===== INFORMATION GIVEN =====

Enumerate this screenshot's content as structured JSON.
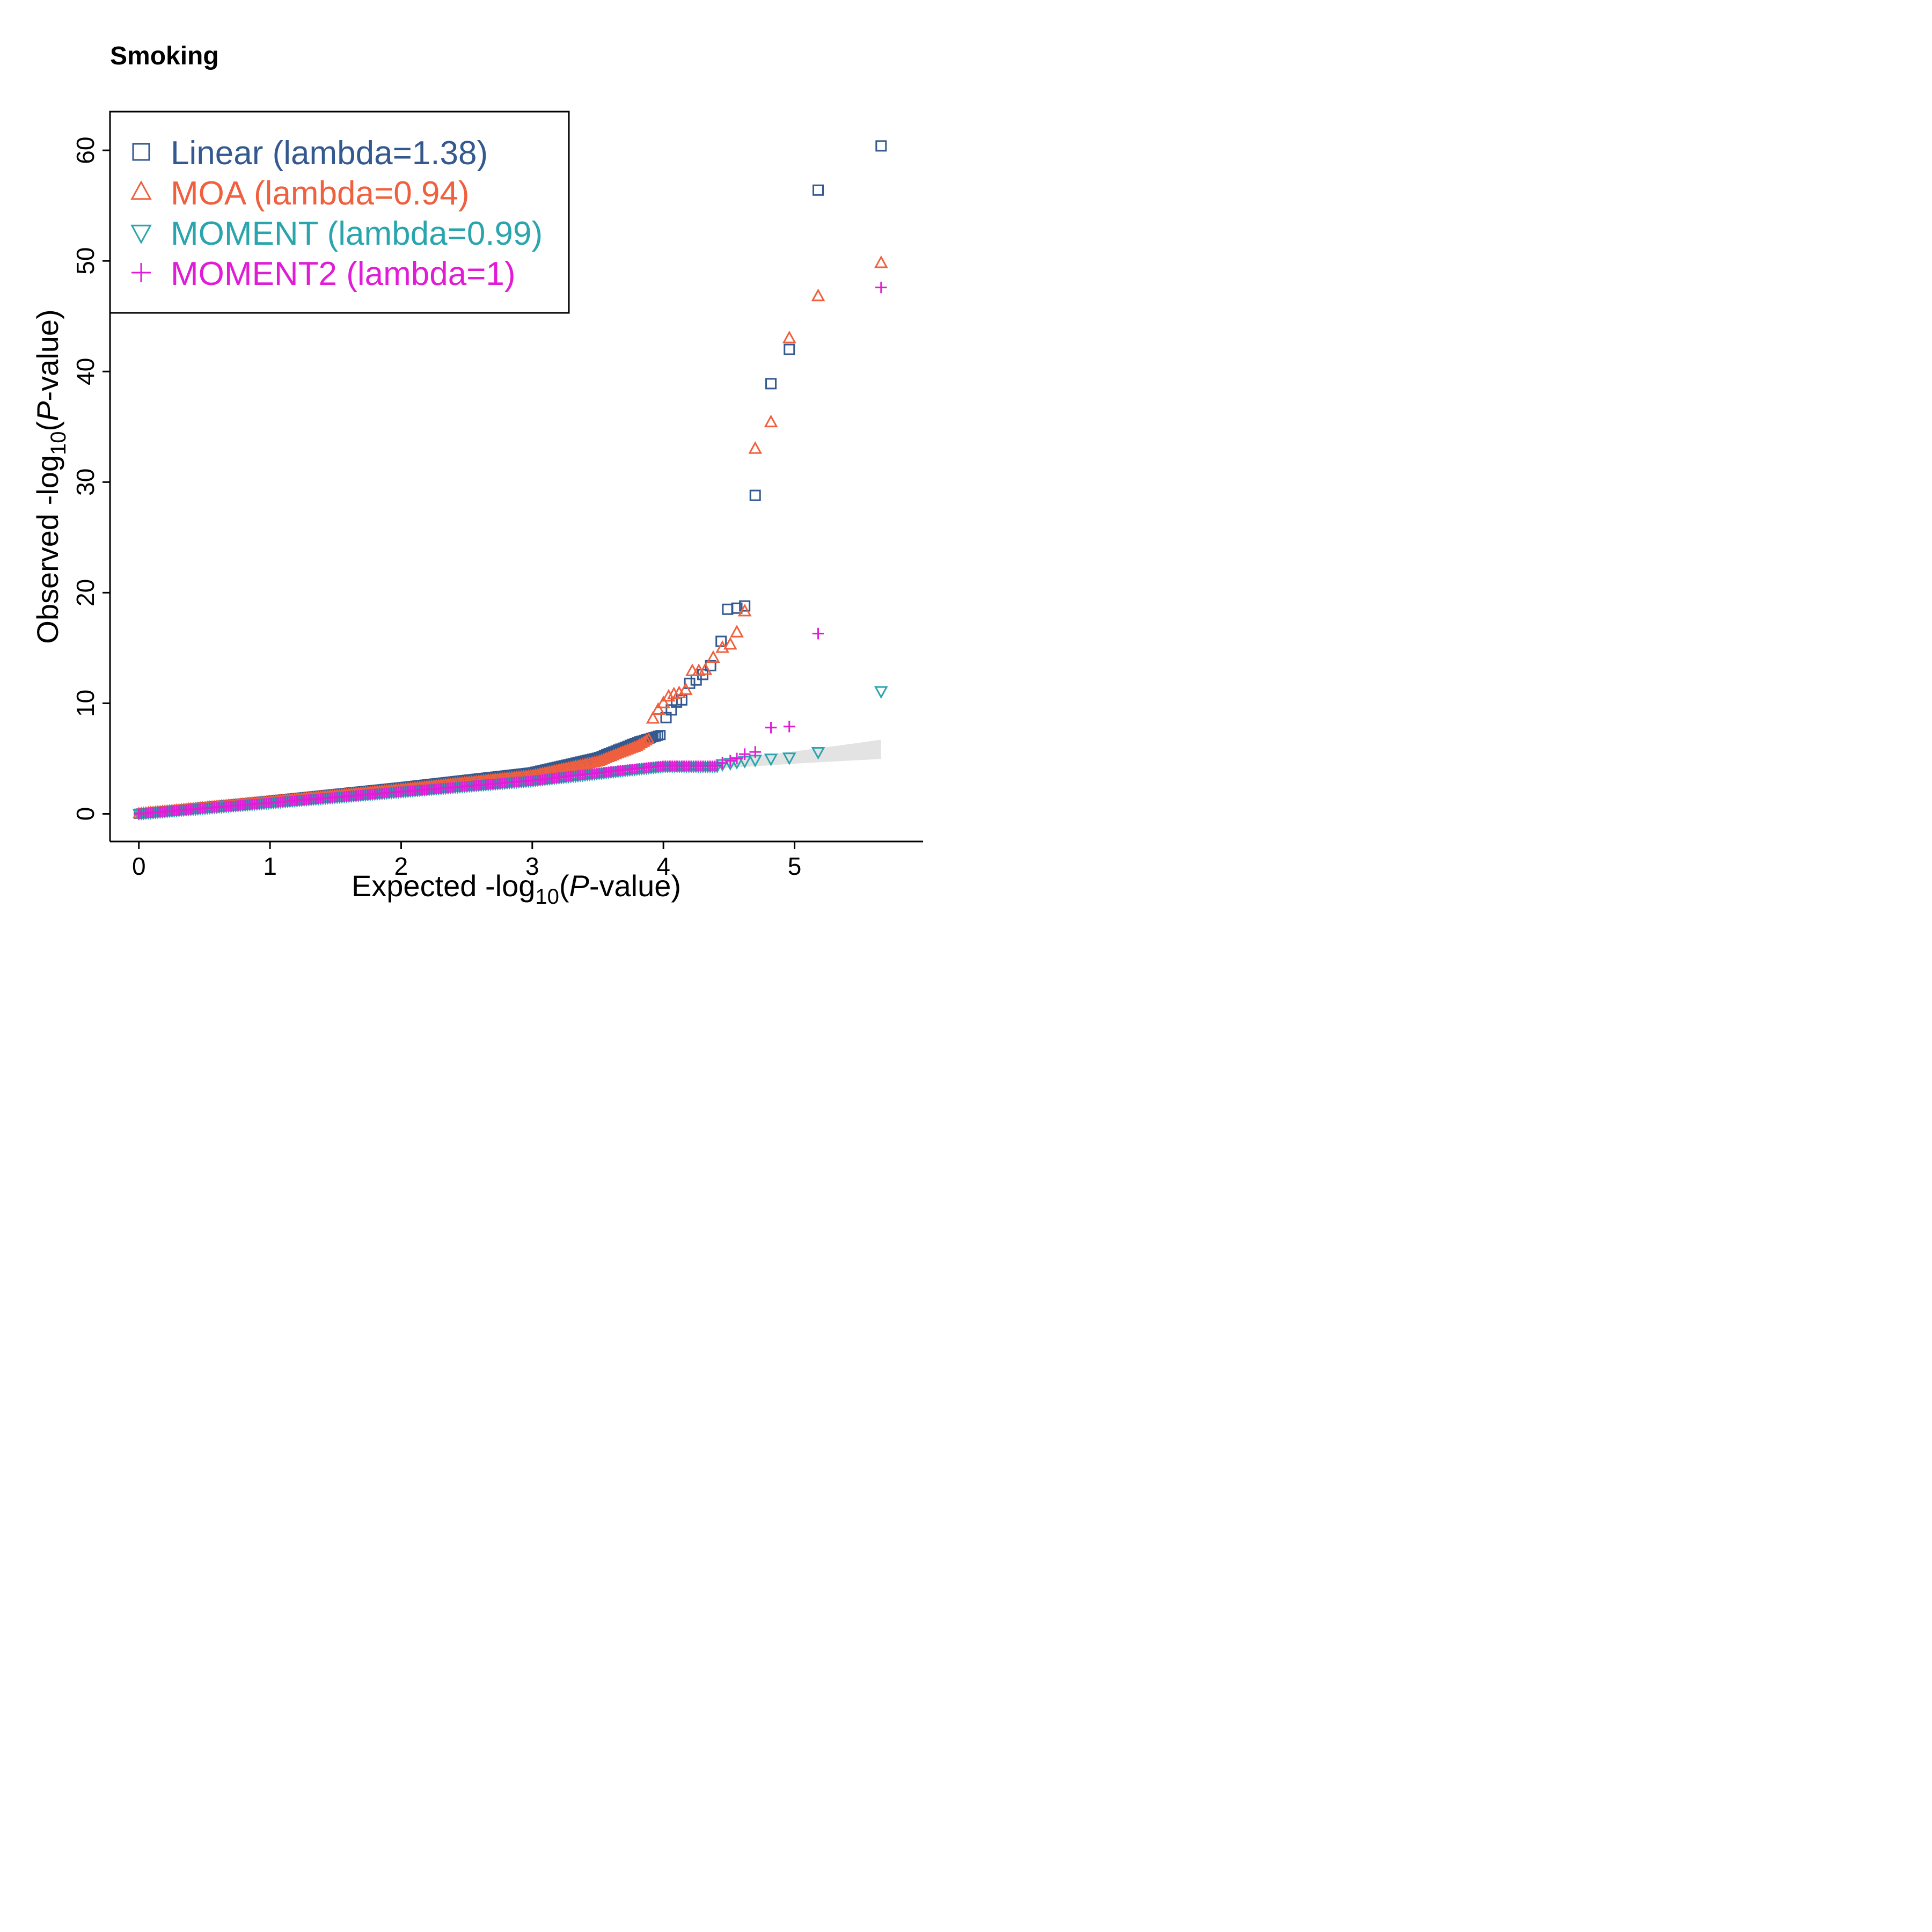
{
  "chart_data": {
    "type": "scatter",
    "title": "Smoking",
    "xlabel": {
      "prefix": "Expected -log",
      "sub": "10",
      "open": "(",
      "italic": "P",
      "suffix": "-value)"
    },
    "ylabel": {
      "prefix": "Observed -log",
      "sub": "10",
      "open": "(",
      "italic": "P",
      "suffix": "-value)"
    },
    "xlim": [
      -0.22,
      5.98
    ],
    "ylim": [
      -2.5,
      63.5
    ],
    "xticks": [
      0,
      1,
      2,
      3,
      4,
      5
    ],
    "yticks": [
      0,
      10,
      20,
      30,
      40,
      50,
      60
    ],
    "grid": false,
    "legend_position": "top-left",
    "x_max": 5.66,
    "confidence_band": {
      "fill": "#e3e3e3"
    },
    "series": [
      {
        "name": "Linear (lambda=1.38)",
        "marker": "square",
        "color": "#34598f",
        "inflation": 1.0,
        "curve_y": [
          0.01,
          1.18,
          2.4,
          3.75,
          5.1,
          6.5,
          7.2
        ],
        "tail": [
          [
            4.02,
            8.7
          ],
          [
            4.06,
            9.4
          ],
          [
            4.1,
            10.1
          ],
          [
            4.14,
            10.3
          ],
          [
            4.2,
            11.8
          ],
          [
            4.25,
            12.1
          ],
          [
            4.3,
            12.6
          ],
          [
            4.36,
            13.4
          ],
          [
            4.44,
            15.6
          ],
          [
            4.49,
            18.5
          ],
          [
            4.56,
            18.6
          ],
          [
            4.62,
            18.8
          ],
          [
            4.7,
            28.8
          ],
          [
            4.82,
            38.9
          ],
          [
            4.96,
            42.0
          ],
          [
            5.18,
            56.4
          ],
          [
            5.66,
            60.4
          ]
        ]
      },
      {
        "name": "MOA (lambda=0.94)",
        "marker": "triangle-up",
        "color": "#f0603e",
        "inflation": 0.92,
        "curve_y": [
          0.01,
          1.1,
          2.2,
          3.45,
          4.7,
          6.1,
          7.5
        ],
        "tail": [
          [
            3.92,
            8.6
          ],
          [
            3.96,
            9.4
          ],
          [
            4.0,
            10.0
          ],
          [
            4.04,
            10.6
          ],
          [
            4.08,
            10.8
          ],
          [
            4.12,
            10.9
          ],
          [
            4.17,
            11.2
          ],
          [
            4.22,
            12.9
          ],
          [
            4.27,
            12.9
          ],
          [
            4.32,
            13.0
          ],
          [
            4.38,
            14.1
          ],
          [
            4.45,
            15.0
          ],
          [
            4.51,
            15.3
          ],
          [
            4.56,
            16.4
          ],
          [
            4.62,
            18.3
          ],
          [
            4.7,
            33.0
          ],
          [
            4.82,
            35.4
          ],
          [
            4.96,
            43.0
          ],
          [
            5.18,
            46.8
          ],
          [
            5.66,
            49.8
          ]
        ]
      },
      {
        "name": "MOMENT (lambda=0.99)",
        "marker": "triangle-down",
        "color": "#2aa5ad",
        "inflation": 0.99,
        "curve_y": [
          0.01,
          1.0,
          2.0,
          3.0,
          3.65,
          4.05,
          4.3
        ],
        "tail": [
          [
            4.45,
            4.5
          ],
          [
            4.51,
            4.6
          ],
          [
            4.56,
            4.7
          ],
          [
            4.62,
            4.8
          ],
          [
            4.7,
            4.9
          ],
          [
            4.82,
            5.0
          ],
          [
            4.96,
            5.1
          ],
          [
            5.18,
            5.6
          ],
          [
            5.66,
            11.1
          ]
        ]
      },
      {
        "name": "MOMENT2 (lambda=1)",
        "marker": "plus",
        "color": "#e01cd6",
        "inflation": 1.0,
        "curve_y": [
          0.01,
          1.0,
          2.0,
          3.0,
          3.7,
          4.1,
          4.35
        ],
        "tail": [
          [
            4.45,
            4.6
          ],
          [
            4.51,
            4.8
          ],
          [
            4.56,
            5.0
          ],
          [
            4.62,
            5.4
          ],
          [
            4.7,
            5.6
          ],
          [
            4.82,
            7.8
          ],
          [
            4.96,
            7.9
          ],
          [
            5.18,
            16.3
          ],
          [
            5.66,
            47.6
          ]
        ]
      }
    ]
  }
}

=====

— GIVEN EXERCISE —
Take every line from the data that contains the word "lambda".

— OUTPUT OF THE TASK —
        "name": "Linear (lambda=1.38)",
        "name": "MOA (lambda=0.94)",
        "name": "MOMENT (lambda=0.99)",
        "name": "MOMENT2 (lambda=1)",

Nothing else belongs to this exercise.